## Exercise instructions
Without altering anything, repeat each of the records.

## Records for the exercise
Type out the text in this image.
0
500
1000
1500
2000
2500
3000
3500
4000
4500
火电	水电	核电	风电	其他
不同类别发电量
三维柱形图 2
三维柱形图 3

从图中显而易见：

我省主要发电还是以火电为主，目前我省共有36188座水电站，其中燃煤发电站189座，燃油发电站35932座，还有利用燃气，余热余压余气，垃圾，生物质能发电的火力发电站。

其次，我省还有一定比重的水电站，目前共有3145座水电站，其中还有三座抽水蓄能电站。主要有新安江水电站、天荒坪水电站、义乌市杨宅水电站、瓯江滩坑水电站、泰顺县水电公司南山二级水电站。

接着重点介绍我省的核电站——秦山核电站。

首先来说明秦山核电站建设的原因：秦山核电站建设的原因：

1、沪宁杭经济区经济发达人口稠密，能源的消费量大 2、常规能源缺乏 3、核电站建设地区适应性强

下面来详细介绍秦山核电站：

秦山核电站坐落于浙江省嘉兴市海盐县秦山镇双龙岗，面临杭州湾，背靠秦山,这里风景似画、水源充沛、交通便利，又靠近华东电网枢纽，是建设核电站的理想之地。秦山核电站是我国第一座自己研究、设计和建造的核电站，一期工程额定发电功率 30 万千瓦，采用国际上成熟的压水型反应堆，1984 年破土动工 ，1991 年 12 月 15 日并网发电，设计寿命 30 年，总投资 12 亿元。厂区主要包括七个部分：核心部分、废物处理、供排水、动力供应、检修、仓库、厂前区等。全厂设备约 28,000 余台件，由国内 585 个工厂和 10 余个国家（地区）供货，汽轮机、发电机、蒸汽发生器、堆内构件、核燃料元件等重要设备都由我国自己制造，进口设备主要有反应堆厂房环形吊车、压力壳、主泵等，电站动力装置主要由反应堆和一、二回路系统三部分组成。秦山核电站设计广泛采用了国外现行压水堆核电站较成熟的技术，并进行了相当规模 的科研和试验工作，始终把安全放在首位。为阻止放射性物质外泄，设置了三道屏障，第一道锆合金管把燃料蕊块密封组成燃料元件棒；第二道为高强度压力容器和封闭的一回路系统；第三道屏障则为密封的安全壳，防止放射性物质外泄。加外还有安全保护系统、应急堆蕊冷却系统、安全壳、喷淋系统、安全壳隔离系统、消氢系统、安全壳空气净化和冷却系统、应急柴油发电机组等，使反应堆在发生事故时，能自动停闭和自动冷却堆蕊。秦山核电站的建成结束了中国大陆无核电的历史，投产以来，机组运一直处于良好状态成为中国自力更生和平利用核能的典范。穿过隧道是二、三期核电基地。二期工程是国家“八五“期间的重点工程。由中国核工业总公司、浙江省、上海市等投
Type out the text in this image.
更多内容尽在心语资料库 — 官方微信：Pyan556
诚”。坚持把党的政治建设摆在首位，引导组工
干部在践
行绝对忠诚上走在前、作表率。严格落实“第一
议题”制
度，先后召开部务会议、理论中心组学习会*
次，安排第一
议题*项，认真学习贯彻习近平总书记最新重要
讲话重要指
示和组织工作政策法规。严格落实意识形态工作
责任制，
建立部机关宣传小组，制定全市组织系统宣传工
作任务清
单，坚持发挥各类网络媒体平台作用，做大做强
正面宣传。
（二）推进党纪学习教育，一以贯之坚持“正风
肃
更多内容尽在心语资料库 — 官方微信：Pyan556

## Response to the task
Type out the text in this image.
0
500
1000
1500
2000
2500
3000
3500
4000
4500
火电	水电	核电	风电	其他
不同类别发电量
三维柱形图 2
三维柱形图 3

从图中显而易见：

我省主要发电还是以火电为主，目前我省共有36188座水电站，其中燃煤发电站189座，燃油发电站35932座，还有利用燃气，余热余压余气，垃圾，生物质能发电的火力发电站。

其次，我省还有一定比重的水电站，目前共有3145座水电站，其中还有三座抽水蓄能电站。主要有新安江水电站、天荒坪水电站、义乌市杨宅水电站、瓯江滩坑水电站、泰顺县水电公司南山二级水电站。

接着重点介绍我省的核电站——秦山核电站。

首先来说明秦山核电站建设的原因：秦山核电站建设的原因：

1、沪宁杭经济区经济发达人口稠密，能源的消费量大 2、常规能源缺乏 3、核电站建设地区适应性强

下面来详细介绍秦山核电站：

秦山核电站坐落于浙江省嘉兴市海盐县秦山镇双龙岗，面临杭州湾，背靠秦山,这里风景似画、水源充沛、交通便利，又靠近华东电网枢纽，是建设核电站的理想之地。秦山核电站是我国第一座自己研究、设计和建造的核电站，一期工程额定发电功率 30 万千瓦，采用国际上成熟的压水型反应堆，1984 年破土动工 ，1991 年 12 月 15 日并网发电，设计寿命 30 年，总投资 12 亿元。厂区主要包括七个部分：核心部分、废物处理、供排水、动力供应、检修、仓库、厂前区等。全厂设备约 28,000 余台件，由国内 585 个工厂和 10 余个国家（地区）供货，汽轮机、发电机、蒸汽发生器、堆内构件、核燃料元件等重要设备都由我国自己制造，进口设备主要有反应堆厂房环形吊车、压力壳、主泵等，电站动力装置主要由反应堆和一、二回路系统三部分组成。秦山核电站设计广泛采用了国外现行压水堆核电站较成熟的技术，并进行了相当规模 的科研和试验工作，始终把安全放在首位。为阻止放射性物质外泄，设置了三道屏障，第一道锆合金管把燃料蕊块密封组成燃料元件棒；第二道为高强度压力容器和封闭的一回路系统；第三道屏障则为密封的安全壳，防止放射性物质外泄。加外还有安全保护系统、应急堆蕊冷却系统、安全壳、喷淋系统、安全壳隔离系统、消氢系统、安全壳空气净化和冷却系统、应急柴油发电机组等，使反应堆在发生事故时，能自动停闭和自动冷却堆蕊。秦山核电站的建成结束了中国大陆无核电的历史，投产以来，机组运一直处于良好状态成为中国自力更生和平利用核能的典范。穿过隧道是二、三期核电基地。二期工程是国家“八五“期间的重点工程。由中国核工业总公司、浙江省、上海市等投
Type out the text in this image.
更多内容尽在心语资料库 — 官方微信：Pyan556
诚”。坚持把党的政治建设摆在首位，引导组工
干部在践
行绝对忠诚上走在前、作表率。严格落实“第一
议题”制
度，先后召开部务会议、理论中心组学习会*
次，安排第一
议题*项，认真学习贯彻习近平总书记最新重要
讲话重要指
示和组织工作政策法规。严格落实意识形态工作
责任制，
建立部机关宣传小组，制定全市组织系统宣传工
作任务清
单，坚持发挥各类网络媒体平台作用，做大做强
正面宣传。
（二）推进党纪学习教育，一以贯之坚持“正风
肃
更多内容尽在心语资料库 — 官方微信：Pyan556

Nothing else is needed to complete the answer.